Directions >>
Repeat everything in the material exactly.

The input >>
--- Start ---

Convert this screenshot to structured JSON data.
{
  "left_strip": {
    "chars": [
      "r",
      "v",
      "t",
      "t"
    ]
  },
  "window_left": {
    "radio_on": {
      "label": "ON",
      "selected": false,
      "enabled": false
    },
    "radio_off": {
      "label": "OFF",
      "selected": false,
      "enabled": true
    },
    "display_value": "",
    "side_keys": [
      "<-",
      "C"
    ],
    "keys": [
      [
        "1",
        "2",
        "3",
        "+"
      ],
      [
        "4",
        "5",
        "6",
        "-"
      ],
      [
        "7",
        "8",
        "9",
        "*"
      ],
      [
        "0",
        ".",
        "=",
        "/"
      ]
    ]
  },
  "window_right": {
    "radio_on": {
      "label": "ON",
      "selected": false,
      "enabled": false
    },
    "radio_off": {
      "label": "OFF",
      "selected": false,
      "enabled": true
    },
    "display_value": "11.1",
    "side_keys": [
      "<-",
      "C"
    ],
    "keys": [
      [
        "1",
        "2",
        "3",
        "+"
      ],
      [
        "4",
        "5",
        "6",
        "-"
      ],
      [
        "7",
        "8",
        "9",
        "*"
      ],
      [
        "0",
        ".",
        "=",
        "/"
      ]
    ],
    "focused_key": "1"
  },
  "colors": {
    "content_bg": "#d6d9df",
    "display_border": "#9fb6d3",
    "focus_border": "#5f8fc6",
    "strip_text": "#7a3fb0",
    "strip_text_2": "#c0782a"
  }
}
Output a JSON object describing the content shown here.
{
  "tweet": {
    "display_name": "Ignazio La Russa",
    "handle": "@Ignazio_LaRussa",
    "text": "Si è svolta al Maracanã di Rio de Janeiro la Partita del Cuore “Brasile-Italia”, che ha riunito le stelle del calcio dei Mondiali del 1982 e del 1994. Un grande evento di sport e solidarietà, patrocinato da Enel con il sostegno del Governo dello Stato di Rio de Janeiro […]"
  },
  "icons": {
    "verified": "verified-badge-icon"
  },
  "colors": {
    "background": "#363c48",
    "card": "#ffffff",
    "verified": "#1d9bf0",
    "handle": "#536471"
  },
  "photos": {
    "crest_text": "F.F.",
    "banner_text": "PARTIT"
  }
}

--- End ---

Written answer >>
Convert this screenshot to structured JSON data.
{
  "left_strip": {
    "chars": [
      "r",
      "v",
      "t",
      "t"
    ]
  },
  "window_left": {
    "radio_on": {
      "label": "ON",
      "selected": false,
      "enabled": false
    },
    "radio_off": {
      "label": "OFF",
      "selected": false,
      "enabled": true
    },
    "display_value": "",
    "side_keys": [
      "<-",
      "C"
    ],
    "keys": [
      [
        "1",
        "2",
        "3",
        "+"
      ],
      [
        "4",
        "5",
        "6",
        "-"
      ],
      [
        "7",
        "8",
        "9",
        "*"
      ],
      [
        "0",
        ".",
        "=",
        "/"
      ]
    ]
  },
  "window_right": {
    "radio_on": {
      "label": "ON",
      "selected": false,
      "enabled": false
    },
    "radio_off": {
      "label": "OFF",
      "selected": false,
      "enabled": true
    },
    "display_value": "11.1",
    "side_keys": [
      "<-",
      "C"
    ],
    "keys": [
      [
        "1",
        "2",
        "3",
        "+"
      ],
      [
        "4",
        "5",
        "6",
        "-"
      ],
      [
        "7",
        "8",
        "9",
        "*"
      ],
      [
        "0",
        ".",
        "=",
        "/"
      ]
    ],
    "focused_key": "1"
  },
  "colors": {
    "content_bg": "#d6d9df",
    "display_border": "#9fb6d3",
    "focus_border": "#5f8fc6",
    "strip_text": "#7a3fb0",
    "strip_text_2": "#c0782a"
  }
}
Output a JSON object describing the content shown here.
{
  "tweet": {
    "display_name": "Ignazio La Russa",
    "handle": "@Ignazio_LaRussa",
    "text": "Si è svolta al Maracanã di Rio de Janeiro la Partita del Cuore “Brasile-Italia”, che ha riunito le stelle del calcio dei Mondiali del 1982 e del 1994. Un grande evento di sport e solidarietà, patrocinato da Enel con il sostegno del Governo dello Stato di Rio de Janeiro […]"
  },
  "icons": {
    "verified": "verified-badge-icon"
  },
  "colors": {
    "background": "#363c48",
    "card": "#ffffff",
    "verified": "#1d9bf0",
    "handle": "#536471"
  },
  "photos": {
    "crest_text": "F.F.",
    "banner_text": "PARTIT"
  }
}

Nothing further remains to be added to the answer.